- [WHAT IS BEING ASKED] Output every record below exactly as it appears.

- [EXERCISE INPUTS]
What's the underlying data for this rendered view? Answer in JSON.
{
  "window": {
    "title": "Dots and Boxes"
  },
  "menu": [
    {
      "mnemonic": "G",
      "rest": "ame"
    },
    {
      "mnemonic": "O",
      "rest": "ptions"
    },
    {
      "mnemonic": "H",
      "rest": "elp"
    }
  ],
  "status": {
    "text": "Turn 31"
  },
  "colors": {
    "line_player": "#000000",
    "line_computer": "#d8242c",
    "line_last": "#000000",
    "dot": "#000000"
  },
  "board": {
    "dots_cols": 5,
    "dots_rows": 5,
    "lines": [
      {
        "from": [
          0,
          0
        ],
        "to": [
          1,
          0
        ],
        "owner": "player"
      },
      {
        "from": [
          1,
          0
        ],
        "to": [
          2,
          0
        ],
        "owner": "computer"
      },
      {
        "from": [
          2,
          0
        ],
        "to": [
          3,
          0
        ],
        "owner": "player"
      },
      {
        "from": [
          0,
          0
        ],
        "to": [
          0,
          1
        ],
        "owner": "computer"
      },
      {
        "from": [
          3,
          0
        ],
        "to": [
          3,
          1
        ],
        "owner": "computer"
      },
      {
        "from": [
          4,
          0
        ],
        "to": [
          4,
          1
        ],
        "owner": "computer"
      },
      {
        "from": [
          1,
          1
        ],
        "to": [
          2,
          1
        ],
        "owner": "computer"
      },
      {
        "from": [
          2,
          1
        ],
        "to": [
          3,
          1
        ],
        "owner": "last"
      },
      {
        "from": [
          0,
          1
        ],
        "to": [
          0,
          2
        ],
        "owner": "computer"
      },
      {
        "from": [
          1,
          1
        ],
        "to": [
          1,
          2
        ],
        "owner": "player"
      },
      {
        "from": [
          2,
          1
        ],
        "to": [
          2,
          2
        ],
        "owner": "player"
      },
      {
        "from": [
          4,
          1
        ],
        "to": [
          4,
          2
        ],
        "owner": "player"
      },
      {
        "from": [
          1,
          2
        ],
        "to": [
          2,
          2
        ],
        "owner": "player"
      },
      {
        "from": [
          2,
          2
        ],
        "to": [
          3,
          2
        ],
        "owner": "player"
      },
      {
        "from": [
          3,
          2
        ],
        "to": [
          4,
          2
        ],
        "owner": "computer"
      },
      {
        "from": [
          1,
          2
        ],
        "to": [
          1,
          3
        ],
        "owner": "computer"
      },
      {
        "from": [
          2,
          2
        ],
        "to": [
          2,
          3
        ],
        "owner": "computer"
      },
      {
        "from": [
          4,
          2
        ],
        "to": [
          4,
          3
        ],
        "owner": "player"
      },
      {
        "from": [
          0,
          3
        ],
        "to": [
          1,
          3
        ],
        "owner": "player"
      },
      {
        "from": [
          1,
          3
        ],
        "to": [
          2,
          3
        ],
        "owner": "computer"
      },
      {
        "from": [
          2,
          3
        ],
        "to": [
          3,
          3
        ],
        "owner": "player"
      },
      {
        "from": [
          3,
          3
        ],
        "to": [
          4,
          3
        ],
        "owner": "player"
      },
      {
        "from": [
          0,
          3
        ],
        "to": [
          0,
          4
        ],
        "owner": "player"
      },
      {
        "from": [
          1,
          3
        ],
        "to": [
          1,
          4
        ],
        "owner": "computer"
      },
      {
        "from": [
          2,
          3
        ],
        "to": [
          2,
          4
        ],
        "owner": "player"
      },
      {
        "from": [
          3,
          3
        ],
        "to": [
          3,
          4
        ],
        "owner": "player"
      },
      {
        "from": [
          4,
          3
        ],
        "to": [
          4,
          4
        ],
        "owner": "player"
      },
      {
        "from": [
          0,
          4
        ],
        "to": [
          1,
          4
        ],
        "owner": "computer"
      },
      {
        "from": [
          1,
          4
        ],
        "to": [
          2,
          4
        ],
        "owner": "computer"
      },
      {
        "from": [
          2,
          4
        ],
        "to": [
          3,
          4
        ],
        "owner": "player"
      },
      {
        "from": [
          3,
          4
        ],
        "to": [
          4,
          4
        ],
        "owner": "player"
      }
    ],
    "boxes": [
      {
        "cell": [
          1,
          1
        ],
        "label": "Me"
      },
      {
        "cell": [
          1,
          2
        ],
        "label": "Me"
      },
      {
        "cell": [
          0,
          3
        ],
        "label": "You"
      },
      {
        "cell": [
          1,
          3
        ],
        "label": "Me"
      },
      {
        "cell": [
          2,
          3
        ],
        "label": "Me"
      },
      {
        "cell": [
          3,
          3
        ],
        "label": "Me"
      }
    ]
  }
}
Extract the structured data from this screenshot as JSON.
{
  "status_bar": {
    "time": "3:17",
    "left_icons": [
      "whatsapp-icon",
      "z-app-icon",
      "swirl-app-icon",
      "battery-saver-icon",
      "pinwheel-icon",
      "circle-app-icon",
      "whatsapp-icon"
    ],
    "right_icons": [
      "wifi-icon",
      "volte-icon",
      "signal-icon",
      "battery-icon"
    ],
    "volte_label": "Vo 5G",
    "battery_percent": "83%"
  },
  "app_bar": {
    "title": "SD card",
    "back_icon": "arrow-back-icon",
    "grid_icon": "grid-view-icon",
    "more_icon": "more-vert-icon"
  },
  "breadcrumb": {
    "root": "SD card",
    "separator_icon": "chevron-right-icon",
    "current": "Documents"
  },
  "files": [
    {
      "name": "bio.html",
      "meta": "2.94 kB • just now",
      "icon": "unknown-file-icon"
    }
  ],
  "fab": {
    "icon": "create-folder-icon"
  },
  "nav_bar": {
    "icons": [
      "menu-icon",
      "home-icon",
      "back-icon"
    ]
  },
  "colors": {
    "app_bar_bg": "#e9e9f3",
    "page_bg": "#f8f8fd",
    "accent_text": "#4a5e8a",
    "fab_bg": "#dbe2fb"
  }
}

- [ANSWER TO THE TASK]
What's the underlying data for this rendered view? Answer in JSON.
{
  "window": {
    "title": "Dots and Boxes"
  },
  "menu": [
    {
      "mnemonic": "G",
      "rest": "ame"
    },
    {
      "mnemonic": "O",
      "rest": "ptions"
    },
    {
      "mnemonic": "H",
      "rest": "elp"
    }
  ],
  "status": {
    "text": "Turn 31"
  },
  "colors": {
    "line_player": "#000000",
    "line_computer": "#d8242c",
    "line_last": "#000000",
    "dot": "#000000"
  },
  "board": {
    "dots_cols": 5,
    "dots_rows": 5,
    "lines": [
      {
        "from": [
          0,
          0
        ],
        "to": [
          1,
          0
        ],
        "owner": "player"
      },
      {
        "from": [
          1,
          0
        ],
        "to": [
          2,
          0
        ],
        "owner": "computer"
      },
      {
        "from": [
          2,
          0
        ],
        "to": [
          3,
          0
        ],
        "owner": "player"
      },
      {
        "from": [
          0,
          0
        ],
        "to": [
          0,
          1
        ],
        "owner": "computer"
      },
      {
        "from": [
          3,
          0
        ],
        "to": [
          3,
          1
        ],
        "owner": "computer"
      },
      {
        "from": [
          4,
          0
        ],
        "to": [
          4,
          1
        ],
        "owner": "computer"
      },
      {
        "from": [
          1,
          1
        ],
        "to": [
          2,
          1
        ],
        "owner": "computer"
      },
      {
        "from": [
          2,
          1
        ],
        "to": [
          3,
          1
        ],
        "owner": "last"
      },
      {
        "from": [
          0,
          1
        ],
        "to": [
          0,
          2
        ],
        "owner": "computer"
      },
      {
        "from": [
          1,
          1
        ],
        "to": [
          1,
          2
        ],
        "owner": "player"
      },
      {
        "from": [
          2,
          1
        ],
        "to": [
          2,
          2
        ],
        "owner": "player"
      },
      {
        "from": [
          4,
          1
        ],
        "to": [
          4,
          2
        ],
        "owner": "player"
      },
      {
        "from": [
          1,
          2
        ],
        "to": [
          2,
          2
        ],
        "owner": "player"
      },
      {
        "from": [
          2,
          2
        ],
        "to": [
          3,
          2
        ],
        "owner": "player"
      },
      {
        "from": [
          3,
          2
        ],
        "to": [
          4,
          2
        ],
        "owner": "computer"
      },
      {
        "from": [
          1,
          2
        ],
        "to": [
          1,
          3
        ],
        "owner": "computer"
      },
      {
        "from": [
          2,
          2
        ],
        "to": [
          2,
          3
        ],
        "owner": "computer"
      },
      {
        "from": [
          4,
          2
        ],
        "to": [
          4,
          3
        ],
        "owner": "player"
      },
      {
        "from": [
          0,
          3
        ],
        "to": [
          1,
          3
        ],
        "owner": "player"
      },
      {
        "from": [
          1,
          3
        ],
        "to": [
          2,
          3
        ],
        "owner": "computer"
      },
      {
        "from": [
          2,
          3
        ],
        "to": [
          3,
          3
        ],
        "owner": "player"
      },
      {
        "from": [
          3,
          3
        ],
        "to": [
          4,
          3
        ],
        "owner": "player"
      },
      {
        "from": [
          0,
          3
        ],
        "to": [
          0,
          4
        ],
        "owner": "player"
      },
      {
        "from": [
          1,
          3
        ],
        "to": [
          1,
          4
        ],
        "owner": "computer"
      },
      {
        "from": [
          2,
          3
        ],
        "to": [
          2,
          4
        ],
        "owner": "player"
      },
      {
        "from": [
          3,
          3
        ],
        "to": [
          3,
          4
        ],
        "owner": "player"
      },
      {
        "from": [
          4,
          3
        ],
        "to": [
          4,
          4
        ],
        "owner": "player"
      },
      {
        "from": [
          0,
          4
        ],
        "to": [
          1,
          4
        ],
        "owner": "computer"
      },
      {
        "from": [
          1,
          4
        ],
        "to": [
          2,
          4
        ],
        "owner": "computer"
      },
      {
        "from": [
          2,
          4
        ],
        "to": [
          3,
          4
        ],
        "owner": "player"
      },
      {
        "from": [
          3,
          4
        ],
        "to": [
          4,
          4
        ],
        "owner": "player"
      }
    ],
    "boxes": [
      {
        "cell": [
          1,
          1
        ],
        "label": "Me"
      },
      {
        "cell": [
          1,
          2
        ],
        "label": "Me"
      },
      {
        "cell": [
          0,
          3
        ],
        "label": "You"
      },
      {
        "cell": [
          1,
          3
        ],
        "label": "Me"
      },
      {
        "cell": [
          2,
          3
        ],
        "label": "Me"
      },
      {
        "cell": [
          3,
          3
        ],
        "label": "Me"
      }
    ]
  }
}
Extract the structured data from this screenshot as JSON.
{
  "status_bar": {
    "time": "3:17",
    "left_icons": [
      "whatsapp-icon",
      "z-app-icon",
      "swirl-app-icon",
      "battery-saver-icon",
      "pinwheel-icon",
      "circle-app-icon",
      "whatsapp-icon"
    ],
    "right_icons": [
      "wifi-icon",
      "volte-icon",
      "signal-icon",
      "battery-icon"
    ],
    "volte_label": "Vo 5G",
    "battery_percent": "83%"
  },
  "app_bar": {
    "title": "SD card",
    "back_icon": "arrow-back-icon",
    "grid_icon": "grid-view-icon",
    "more_icon": "more-vert-icon"
  },
  "breadcrumb": {
    "root": "SD card",
    "separator_icon": "chevron-right-icon",
    "current": "Documents"
  },
  "files": [
    {
      "name": "bio.html",
      "meta": "2.94 kB • just now",
      "icon": "unknown-file-icon"
    }
  ],
  "fab": {
    "icon": "create-folder-icon"
  },
  "nav_bar": {
    "icons": [
      "menu-icon",
      "home-icon",
      "back-icon"
    ]
  },
  "colors": {
    "app_bar_bg": "#e9e9f3",
    "page_bg": "#f8f8fd",
    "accent_text": "#4a5e8a",
    "fab_bg": "#dbe2fb"
  }
}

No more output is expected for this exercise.